» **Records for this exercise**
** Begin **
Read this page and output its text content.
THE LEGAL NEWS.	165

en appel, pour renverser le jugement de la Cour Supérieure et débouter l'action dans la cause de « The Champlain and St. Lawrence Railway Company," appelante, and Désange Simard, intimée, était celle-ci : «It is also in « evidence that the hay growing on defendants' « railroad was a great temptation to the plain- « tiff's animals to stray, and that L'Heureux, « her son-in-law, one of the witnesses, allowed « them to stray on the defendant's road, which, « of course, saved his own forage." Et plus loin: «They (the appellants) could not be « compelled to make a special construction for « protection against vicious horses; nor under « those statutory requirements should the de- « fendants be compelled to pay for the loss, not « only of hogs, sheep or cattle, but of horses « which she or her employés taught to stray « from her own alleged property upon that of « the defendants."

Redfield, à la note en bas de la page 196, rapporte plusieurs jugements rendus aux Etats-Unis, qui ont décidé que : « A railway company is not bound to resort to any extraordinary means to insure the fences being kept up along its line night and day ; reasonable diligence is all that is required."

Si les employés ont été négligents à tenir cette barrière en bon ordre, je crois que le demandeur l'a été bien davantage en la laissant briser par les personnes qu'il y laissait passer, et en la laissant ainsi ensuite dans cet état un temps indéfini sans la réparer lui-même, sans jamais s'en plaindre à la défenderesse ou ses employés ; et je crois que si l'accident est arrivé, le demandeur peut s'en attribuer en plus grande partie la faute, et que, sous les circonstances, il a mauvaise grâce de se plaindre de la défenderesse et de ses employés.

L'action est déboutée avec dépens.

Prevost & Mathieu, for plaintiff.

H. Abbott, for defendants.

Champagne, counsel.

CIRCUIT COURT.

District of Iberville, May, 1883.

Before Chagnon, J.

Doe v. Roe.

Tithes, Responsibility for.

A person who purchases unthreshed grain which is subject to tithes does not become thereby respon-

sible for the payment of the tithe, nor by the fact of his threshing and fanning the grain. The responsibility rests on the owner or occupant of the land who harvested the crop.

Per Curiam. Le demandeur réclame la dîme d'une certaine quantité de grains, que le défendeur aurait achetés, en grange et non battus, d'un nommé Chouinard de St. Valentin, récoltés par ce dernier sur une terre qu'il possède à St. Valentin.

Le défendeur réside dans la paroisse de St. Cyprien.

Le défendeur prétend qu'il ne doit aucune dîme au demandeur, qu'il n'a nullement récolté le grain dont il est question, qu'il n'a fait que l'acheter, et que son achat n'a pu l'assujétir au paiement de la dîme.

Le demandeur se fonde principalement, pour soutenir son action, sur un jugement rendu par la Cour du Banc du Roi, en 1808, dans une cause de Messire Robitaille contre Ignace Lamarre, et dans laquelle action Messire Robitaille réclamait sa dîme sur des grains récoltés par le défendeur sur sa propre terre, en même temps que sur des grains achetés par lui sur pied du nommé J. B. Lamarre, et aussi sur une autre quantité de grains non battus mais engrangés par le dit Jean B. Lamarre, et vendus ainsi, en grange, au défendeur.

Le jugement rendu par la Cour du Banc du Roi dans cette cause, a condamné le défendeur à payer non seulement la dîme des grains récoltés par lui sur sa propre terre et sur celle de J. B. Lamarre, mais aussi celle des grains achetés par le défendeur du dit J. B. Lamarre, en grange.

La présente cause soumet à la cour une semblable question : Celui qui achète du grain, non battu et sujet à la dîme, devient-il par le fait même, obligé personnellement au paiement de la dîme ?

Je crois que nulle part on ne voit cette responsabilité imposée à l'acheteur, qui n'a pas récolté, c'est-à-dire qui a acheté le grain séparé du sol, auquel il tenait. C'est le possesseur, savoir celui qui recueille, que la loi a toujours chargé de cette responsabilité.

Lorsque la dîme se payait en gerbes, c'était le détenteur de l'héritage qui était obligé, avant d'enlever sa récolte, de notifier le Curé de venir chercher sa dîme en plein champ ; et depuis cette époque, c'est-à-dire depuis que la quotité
** End **
» **Exercise task**
Reproduce each line verbatim.

» **Task answer**
Read this page and output its text content.
THE LEGAL NEWS.	165

en appel, pour renverser le jugement de la Cour Supérieure et débouter l'action dans la cause de « The Champlain and St. Lawrence Railway Company," appelante, and Désange Simard, intimée, était celle-ci : «It is also in « evidence that the hay growing on defendants' « railroad was a great temptation to the plain- « tiff's animals to stray, and that L'Heureux, « her son-in-law, one of the witnesses, allowed « them to stray on the defendant's road, which, « of course, saved his own forage." Et plus loin: «They (the appellants) could not be « compelled to make a special construction for « protection against vicious horses; nor under « those statutory requirements should the de- « fendants be compelled to pay for the loss, not « only of hogs, sheep or cattle, but of horses « which she or her employés taught to stray « from her own alleged property upon that of « the defendants."

Redfield, à la note en bas de la page 196, rapporte plusieurs jugements rendus aux Etats-Unis, qui ont décidé que : « A railway company is not bound to resort to any extraordinary means to insure the fences being kept up along its line night and day ; reasonable diligence is all that is required."

Si les employés ont été négligents à tenir cette barrière en bon ordre, je crois que le demandeur l'a été bien davantage en la laissant briser par les personnes qu'il y laissait passer, et en la laissant ainsi ensuite dans cet état un temps indéfini sans la réparer lui-même, sans jamais s'en plaindre à la défenderesse ou ses employés ; et je crois que si l'accident est arrivé, le demandeur peut s'en attribuer en plus grande partie la faute, et que, sous les circonstances, il a mauvaise grâce de se plaindre de la défenderesse et de ses employés.

L'action est déboutée avec dépens.

Prevost & Mathieu, for plaintiff.

H. Abbott, for defendants.

Champagne, counsel.

CIRCUIT COURT.

District of Iberville, May, 1883.

Before Chagnon, J.

Doe v. Roe.

Tithes, Responsibility for.

A person who purchases unthreshed grain which is subject to tithes does not become thereby respon-

sible for the payment of the tithe, nor by the fact of his threshing and fanning the grain. The responsibility rests on the owner or occupant of the land who harvested the crop.

Per Curiam. Le demandeur réclame la dîme d'une certaine quantité de grains, que le défendeur aurait achetés, en grange et non battus, d'un nommé Chouinard de St. Valentin, récoltés par ce dernier sur une terre qu'il possède à St. Valentin.

Le défendeur réside dans la paroisse de St. Cyprien.

Le défendeur prétend qu'il ne doit aucune dîme au demandeur, qu'il n'a nullement récolté le grain dont il est question, qu'il n'a fait que l'acheter, et que son achat n'a pu l'assujétir au paiement de la dîme.

Le demandeur se fonde principalement, pour soutenir son action, sur un jugement rendu par la Cour du Banc du Roi, en 1808, dans une cause de Messire Robitaille contre Ignace Lamarre, et dans laquelle action Messire Robitaille réclamait sa dîme sur des grains récoltés par le défendeur sur sa propre terre, en même temps que sur des grains achetés par lui sur pied du nommé J. B. Lamarre, et aussi sur une autre quantité de grains non battus mais engrangés par le dit Jean B. Lamarre, et vendus ainsi, en grange, au défendeur.

Le jugement rendu par la Cour du Banc du Roi dans cette cause, a condamné le défendeur à payer non seulement la dîme des grains récoltés par lui sur sa propre terre et sur celle de J. B. Lamarre, mais aussi celle des grains achetés par le défendeur du dit J. B. Lamarre, en grange.

La présente cause soumet à la cour une semblable question : Celui qui achète du grain, non battu et sujet à la dîme, devient-il par le fait même, obligé personnellement au paiement de la dîme ?

Je crois que nulle part on ne voit cette responsabilité imposée à l'acheteur, qui n'a pas récolté, c'est-à-dire qui a acheté le grain séparé du sol, auquel il tenait. C'est le possesseur, savoir celui qui recueille, que la loi a toujours chargé de cette responsabilité.

Lorsque la dîme se payait en gerbes, c'était le détenteur de l'héritage qui était obligé, avant d'enlever sa récolte, de notifier le Curé de venir chercher sa dîme en plein champ ; et depuis cette époque, c'est-à-dire depuis que la quotité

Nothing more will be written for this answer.